SET TASK: Copy everything in the listing below word for word, apart from any images.

EXERCISE INPUT:
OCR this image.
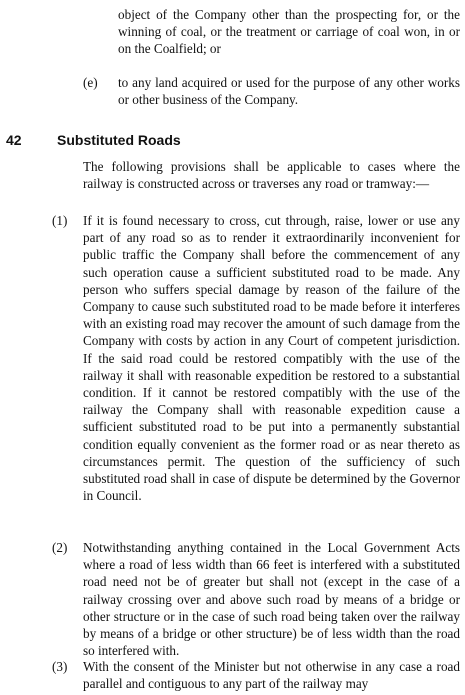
object of the Company other than the prospecting for, or the winning of coal, or the treatment or carriage of coal won, in or on the Coalfield; or
(e) to any land acquired or used for the purpose of any other works or other business of the Company.
42	Substituted Roads
The following provisions shall be applicable to cases where the railway is constructed across or traverses any road or tramway:—
(1) If it is found necessary to cross, cut through, raise, lower or use any part of any road so as to render it extraordinarily inconvenient for public traffic the Company shall before the commencement of any such operation cause a sufficient substituted road to be made. Any person who suffers special damage by reason of the failure of the Company to cause such substituted road to be made before it interferes with an existing road may recover the amount of such damage from the Company with costs by action in any Court of competent jurisdiction. If the said road could be restored compatibly with the use of the railway it shall with reasonable expedition be restored to a substantial condition. If it cannot be restored compatibly with the use of the railway the Company shall with reasonable expedition cause a sufficient substituted road to be put into a permanently substantial condition equally convenient as the former road or as near thereto as circumstances permit. The question of the sufficiency of such substituted road shall in case of dispute be determined by the Governor in Council.
(2) Notwithstanding anything contained in the Local Government Acts where a road of less width than 66 feet is interfered with a substituted road need not be of greater but shall not (except in the case of a railway crossing over and above such road by means of a bridge or other structure or in the case of such road being taken over the railway by means of a bridge or other structure) be of less width than the road so interfered with.
(3) With the consent of the Minister but not otherwise in any case a road parallel and contiguous to any part of the railway may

EXERCISE RESPONSE:
OCR this image.
object of the Company other than the prospecting for, or the winning of coal, or the treatment or carriage of coal won, in or on the Coalfield; or
(e) to any land acquired or used for the purpose of any other works or other business of the Company.
42	Substituted Roads
The following provisions shall be applicable to cases where the railway is constructed across or traverses any road or tramway:—
(1) If it is found necessary to cross, cut through, raise, lower or use any part of any road so as to render it extraordinarily inconvenient for public traffic the Company shall before the commencement of any such operation cause a sufficient substituted road to be made. Any person who suffers special damage by reason of the failure of the Company to cause such substituted road to be made before it interferes with an existing road may recover the amount of such damage from the Company with costs by action in any Court of competent jurisdiction. If the said road could be restored compatibly with the use of the railway it shall with reasonable expedition be restored to a substantial condition. If it cannot be restored compatibly with the use of the railway the Company shall with reasonable expedition cause a sufficient substituted road to be put into a permanently substantial condition equally convenient as the former road or as near thereto as circumstances permit. The question of the sufficiency of such substituted road shall in case of dispute be determined by the Governor in Council.
(2) Notwithstanding anything contained in the Local Government Acts where a road of less width than 66 feet is interfered with a substituted road need not be of greater but shall not (except in the case of a railway crossing over and above such road by means of a bridge or other structure or in the case of such road being taken over the railway by means of a bridge or other structure) be of less width than the road so interfered with.
(3) With the consent of the Minister but not otherwise in any case a road parallel and contiguous to any part of the railway may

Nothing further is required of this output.